[Goal] Pull out every line below containing the word "JSON".
--- Begin Data extract ---
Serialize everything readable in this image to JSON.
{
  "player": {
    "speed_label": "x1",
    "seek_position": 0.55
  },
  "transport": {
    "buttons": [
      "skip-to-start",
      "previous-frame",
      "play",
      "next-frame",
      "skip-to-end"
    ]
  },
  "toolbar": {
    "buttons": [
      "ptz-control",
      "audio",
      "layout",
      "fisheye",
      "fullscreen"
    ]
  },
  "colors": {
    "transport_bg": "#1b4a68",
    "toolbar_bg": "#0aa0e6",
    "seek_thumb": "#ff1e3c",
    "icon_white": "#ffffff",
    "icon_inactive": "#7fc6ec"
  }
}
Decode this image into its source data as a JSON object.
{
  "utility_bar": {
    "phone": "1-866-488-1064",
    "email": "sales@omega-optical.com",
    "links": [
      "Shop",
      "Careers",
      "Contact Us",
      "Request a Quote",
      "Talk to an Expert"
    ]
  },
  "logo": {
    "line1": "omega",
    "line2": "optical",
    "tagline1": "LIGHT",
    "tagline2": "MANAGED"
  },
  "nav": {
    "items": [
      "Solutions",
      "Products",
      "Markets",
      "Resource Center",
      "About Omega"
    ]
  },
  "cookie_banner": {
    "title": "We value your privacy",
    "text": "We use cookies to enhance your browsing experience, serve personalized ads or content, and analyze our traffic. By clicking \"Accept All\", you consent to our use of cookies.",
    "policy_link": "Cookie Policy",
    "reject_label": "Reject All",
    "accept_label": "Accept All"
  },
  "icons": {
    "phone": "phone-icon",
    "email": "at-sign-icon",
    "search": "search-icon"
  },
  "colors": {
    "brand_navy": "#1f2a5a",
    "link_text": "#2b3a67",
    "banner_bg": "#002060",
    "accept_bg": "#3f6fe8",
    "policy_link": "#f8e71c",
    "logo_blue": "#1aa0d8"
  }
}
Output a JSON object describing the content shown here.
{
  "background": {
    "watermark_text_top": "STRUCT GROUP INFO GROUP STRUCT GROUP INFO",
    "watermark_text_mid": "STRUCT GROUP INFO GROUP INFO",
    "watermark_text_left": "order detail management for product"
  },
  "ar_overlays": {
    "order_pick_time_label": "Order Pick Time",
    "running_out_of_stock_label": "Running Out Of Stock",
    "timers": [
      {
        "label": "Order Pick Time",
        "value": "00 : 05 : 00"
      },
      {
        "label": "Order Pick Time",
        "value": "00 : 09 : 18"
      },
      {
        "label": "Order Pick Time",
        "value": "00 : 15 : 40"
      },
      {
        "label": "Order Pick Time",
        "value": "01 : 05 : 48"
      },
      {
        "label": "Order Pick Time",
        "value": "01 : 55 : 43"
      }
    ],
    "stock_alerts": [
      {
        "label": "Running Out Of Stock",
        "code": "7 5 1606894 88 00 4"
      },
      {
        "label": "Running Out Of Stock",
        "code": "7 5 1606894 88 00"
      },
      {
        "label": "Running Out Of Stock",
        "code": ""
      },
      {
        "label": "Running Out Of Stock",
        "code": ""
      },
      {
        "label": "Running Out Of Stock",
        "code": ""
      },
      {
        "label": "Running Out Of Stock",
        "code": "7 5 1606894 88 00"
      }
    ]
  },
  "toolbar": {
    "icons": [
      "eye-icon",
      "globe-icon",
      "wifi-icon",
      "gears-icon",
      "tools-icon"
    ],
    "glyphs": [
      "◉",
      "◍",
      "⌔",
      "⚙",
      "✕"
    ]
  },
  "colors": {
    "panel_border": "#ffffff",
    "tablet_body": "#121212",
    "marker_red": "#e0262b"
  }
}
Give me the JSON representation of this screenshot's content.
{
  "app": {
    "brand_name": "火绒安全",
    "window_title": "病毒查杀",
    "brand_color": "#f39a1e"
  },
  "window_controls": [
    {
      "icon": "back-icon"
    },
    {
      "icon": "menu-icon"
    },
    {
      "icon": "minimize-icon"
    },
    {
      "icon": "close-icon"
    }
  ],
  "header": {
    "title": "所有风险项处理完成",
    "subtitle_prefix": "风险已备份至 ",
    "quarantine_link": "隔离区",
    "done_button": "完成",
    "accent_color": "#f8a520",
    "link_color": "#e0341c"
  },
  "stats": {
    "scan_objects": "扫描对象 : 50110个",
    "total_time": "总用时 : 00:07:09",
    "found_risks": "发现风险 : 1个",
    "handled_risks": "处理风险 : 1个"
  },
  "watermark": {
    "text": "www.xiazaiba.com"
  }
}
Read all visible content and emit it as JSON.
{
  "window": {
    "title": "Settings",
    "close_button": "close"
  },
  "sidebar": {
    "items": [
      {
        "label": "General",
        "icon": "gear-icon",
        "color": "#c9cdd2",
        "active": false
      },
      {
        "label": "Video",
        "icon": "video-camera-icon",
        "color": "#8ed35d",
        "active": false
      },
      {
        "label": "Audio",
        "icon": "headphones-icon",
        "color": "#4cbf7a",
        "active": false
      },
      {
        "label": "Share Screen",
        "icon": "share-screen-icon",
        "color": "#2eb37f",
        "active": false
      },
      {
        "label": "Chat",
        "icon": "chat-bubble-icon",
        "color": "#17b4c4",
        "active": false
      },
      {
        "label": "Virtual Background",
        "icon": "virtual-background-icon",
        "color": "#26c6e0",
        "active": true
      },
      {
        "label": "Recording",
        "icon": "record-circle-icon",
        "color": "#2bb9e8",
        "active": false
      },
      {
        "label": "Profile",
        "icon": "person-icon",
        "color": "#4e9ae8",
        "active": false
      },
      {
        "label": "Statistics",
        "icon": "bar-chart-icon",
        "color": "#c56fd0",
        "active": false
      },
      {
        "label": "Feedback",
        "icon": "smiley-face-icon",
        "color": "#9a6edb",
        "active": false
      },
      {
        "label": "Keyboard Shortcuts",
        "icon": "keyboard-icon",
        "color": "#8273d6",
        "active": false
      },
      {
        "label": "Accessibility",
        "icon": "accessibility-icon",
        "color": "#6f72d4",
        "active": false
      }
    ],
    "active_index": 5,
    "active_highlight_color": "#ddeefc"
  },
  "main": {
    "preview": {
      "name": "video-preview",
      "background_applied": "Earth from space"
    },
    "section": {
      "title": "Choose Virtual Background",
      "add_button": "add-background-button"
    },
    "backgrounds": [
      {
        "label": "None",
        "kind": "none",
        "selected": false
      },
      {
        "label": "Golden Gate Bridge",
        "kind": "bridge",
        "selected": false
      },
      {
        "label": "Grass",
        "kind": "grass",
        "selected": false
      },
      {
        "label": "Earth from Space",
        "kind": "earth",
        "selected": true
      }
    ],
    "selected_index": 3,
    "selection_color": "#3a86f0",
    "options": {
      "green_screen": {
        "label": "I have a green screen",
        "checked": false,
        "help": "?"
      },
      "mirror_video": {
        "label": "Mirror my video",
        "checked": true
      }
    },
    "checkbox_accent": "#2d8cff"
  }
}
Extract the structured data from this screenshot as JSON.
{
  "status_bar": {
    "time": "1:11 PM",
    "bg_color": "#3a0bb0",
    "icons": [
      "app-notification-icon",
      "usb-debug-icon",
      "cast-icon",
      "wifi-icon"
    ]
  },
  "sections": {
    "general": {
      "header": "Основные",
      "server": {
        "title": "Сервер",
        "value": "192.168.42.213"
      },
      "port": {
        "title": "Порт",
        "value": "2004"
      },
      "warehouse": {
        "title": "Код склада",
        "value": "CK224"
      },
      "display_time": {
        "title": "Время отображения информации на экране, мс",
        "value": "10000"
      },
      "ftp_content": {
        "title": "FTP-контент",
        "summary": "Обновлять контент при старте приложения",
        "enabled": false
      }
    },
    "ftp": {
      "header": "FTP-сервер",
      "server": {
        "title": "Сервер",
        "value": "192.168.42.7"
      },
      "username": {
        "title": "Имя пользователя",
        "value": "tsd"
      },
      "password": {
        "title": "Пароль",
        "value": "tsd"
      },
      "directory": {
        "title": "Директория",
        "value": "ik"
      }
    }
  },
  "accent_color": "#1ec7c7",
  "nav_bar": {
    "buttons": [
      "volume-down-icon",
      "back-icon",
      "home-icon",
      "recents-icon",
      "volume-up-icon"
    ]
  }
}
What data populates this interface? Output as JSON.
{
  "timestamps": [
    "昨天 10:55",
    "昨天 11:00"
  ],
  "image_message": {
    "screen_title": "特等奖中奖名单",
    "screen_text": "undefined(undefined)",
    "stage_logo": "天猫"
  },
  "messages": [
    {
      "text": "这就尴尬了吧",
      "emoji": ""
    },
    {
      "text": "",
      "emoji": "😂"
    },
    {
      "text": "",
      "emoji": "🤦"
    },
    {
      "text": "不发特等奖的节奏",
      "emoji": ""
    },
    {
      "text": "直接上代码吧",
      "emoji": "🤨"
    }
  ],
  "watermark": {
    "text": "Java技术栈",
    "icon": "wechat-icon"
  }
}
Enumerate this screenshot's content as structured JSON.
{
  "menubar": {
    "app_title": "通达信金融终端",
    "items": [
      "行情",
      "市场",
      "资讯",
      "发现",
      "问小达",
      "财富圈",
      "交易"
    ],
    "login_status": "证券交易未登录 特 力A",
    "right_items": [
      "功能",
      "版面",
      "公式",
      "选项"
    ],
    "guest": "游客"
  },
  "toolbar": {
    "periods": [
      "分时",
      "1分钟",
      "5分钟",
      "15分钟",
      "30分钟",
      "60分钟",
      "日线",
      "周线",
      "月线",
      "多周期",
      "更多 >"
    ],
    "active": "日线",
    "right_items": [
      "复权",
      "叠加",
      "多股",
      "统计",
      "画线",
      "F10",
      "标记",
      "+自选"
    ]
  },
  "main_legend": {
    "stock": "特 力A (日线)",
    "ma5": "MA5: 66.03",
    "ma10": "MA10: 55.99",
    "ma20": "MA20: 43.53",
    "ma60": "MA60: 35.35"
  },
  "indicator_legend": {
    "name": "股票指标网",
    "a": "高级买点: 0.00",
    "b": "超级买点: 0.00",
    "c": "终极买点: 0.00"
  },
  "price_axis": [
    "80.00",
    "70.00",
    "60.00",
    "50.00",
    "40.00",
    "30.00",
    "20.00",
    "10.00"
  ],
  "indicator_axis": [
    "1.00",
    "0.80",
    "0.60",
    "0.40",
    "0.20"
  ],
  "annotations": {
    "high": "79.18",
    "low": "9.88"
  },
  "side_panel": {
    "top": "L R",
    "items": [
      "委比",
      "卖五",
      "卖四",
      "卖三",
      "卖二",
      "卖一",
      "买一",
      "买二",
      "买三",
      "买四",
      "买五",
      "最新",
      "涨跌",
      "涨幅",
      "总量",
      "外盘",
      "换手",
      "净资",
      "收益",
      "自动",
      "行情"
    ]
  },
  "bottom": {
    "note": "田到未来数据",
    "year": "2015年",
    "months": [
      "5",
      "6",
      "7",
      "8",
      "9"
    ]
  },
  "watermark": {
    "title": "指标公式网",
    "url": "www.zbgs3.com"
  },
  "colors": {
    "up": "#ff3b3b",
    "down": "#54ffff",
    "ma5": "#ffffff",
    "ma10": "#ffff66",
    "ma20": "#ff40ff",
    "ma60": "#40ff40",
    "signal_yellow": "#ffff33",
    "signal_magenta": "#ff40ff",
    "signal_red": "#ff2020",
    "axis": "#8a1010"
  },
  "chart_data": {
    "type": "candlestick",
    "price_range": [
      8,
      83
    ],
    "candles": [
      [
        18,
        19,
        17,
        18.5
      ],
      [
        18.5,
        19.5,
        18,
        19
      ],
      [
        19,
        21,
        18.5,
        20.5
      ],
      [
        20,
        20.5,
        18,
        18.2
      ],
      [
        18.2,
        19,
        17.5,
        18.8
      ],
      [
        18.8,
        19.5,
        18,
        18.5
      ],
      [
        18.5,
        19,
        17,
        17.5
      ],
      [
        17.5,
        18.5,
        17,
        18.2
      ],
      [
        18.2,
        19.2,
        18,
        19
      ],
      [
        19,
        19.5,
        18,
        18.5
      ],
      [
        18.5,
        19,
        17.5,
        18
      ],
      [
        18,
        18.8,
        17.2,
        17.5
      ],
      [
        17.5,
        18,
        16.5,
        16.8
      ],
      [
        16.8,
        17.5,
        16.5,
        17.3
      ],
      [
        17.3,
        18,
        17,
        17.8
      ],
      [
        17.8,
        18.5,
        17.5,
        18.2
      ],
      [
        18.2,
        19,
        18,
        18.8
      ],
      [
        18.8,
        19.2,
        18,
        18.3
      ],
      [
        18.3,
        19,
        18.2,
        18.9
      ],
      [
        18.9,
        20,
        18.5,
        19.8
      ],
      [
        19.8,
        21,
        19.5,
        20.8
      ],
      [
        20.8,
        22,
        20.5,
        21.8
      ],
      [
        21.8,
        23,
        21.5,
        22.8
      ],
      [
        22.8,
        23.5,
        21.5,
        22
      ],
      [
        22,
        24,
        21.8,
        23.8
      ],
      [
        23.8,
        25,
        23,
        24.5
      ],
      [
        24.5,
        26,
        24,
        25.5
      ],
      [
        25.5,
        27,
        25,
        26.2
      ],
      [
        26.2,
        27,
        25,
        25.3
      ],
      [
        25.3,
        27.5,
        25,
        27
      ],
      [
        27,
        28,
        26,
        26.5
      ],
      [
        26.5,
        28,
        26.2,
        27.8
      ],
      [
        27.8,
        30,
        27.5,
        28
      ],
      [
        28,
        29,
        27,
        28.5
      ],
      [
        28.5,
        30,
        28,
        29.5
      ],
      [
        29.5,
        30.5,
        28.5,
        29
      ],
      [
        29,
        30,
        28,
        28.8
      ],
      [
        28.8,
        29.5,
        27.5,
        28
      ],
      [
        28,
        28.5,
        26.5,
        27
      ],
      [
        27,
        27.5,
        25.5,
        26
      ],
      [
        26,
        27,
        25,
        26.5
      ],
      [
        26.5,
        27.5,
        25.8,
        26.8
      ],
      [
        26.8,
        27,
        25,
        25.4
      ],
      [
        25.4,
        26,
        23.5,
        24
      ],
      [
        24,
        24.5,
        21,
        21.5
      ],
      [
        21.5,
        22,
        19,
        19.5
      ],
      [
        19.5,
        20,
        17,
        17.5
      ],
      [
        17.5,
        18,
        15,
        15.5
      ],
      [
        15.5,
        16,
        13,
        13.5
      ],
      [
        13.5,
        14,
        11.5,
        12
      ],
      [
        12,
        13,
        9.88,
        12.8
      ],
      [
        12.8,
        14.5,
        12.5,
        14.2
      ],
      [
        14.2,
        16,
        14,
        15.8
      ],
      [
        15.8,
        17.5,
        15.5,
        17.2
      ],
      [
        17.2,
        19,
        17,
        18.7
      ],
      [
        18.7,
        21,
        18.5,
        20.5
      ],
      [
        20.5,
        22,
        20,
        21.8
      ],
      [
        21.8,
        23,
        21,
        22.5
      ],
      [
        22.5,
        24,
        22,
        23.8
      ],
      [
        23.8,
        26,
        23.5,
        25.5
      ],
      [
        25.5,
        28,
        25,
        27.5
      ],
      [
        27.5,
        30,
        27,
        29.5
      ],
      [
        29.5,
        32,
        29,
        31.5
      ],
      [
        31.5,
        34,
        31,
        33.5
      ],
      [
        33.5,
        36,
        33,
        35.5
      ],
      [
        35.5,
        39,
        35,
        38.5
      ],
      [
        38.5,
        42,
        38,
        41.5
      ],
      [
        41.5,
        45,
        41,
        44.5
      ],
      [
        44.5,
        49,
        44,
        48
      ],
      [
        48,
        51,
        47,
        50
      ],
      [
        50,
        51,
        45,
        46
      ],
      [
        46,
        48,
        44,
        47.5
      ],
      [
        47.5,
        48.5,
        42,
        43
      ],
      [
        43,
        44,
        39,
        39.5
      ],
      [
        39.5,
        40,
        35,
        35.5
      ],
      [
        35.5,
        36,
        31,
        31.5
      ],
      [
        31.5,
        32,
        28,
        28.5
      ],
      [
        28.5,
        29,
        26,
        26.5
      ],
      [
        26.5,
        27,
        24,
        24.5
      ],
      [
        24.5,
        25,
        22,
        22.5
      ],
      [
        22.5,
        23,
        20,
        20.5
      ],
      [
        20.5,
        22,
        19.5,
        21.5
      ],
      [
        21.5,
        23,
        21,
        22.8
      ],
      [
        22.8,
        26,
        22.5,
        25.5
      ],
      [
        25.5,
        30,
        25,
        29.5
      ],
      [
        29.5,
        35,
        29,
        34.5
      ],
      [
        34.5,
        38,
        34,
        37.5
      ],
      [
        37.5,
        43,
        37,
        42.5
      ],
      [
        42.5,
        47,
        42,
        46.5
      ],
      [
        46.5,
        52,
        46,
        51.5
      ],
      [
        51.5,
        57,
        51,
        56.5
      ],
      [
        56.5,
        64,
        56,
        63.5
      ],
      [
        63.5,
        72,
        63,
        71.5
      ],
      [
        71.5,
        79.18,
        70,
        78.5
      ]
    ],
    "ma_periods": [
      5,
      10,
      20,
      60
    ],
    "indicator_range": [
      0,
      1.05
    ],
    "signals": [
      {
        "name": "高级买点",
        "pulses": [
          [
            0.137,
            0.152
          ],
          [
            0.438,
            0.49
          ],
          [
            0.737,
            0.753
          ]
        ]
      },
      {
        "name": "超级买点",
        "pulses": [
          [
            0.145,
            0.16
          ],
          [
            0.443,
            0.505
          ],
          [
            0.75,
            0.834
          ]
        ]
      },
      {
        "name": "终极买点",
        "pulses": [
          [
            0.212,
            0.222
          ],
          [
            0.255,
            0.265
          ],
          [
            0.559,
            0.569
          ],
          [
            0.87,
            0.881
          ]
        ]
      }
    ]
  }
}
--- End Data extract ---
[Response for this exercise]
Serialize everything readable in this image to JSON.
Decode this image into its source data as a JSON object.
Output a JSON object describing the content shown here.
Give me the JSON representation of this screenshot's content.
Read all visible content and emit it as JSON.
Extract the structured data from this screenshot as JSON.
What data populates this interface? Output as JSON.
Enumerate this screenshot's content as structured JSON.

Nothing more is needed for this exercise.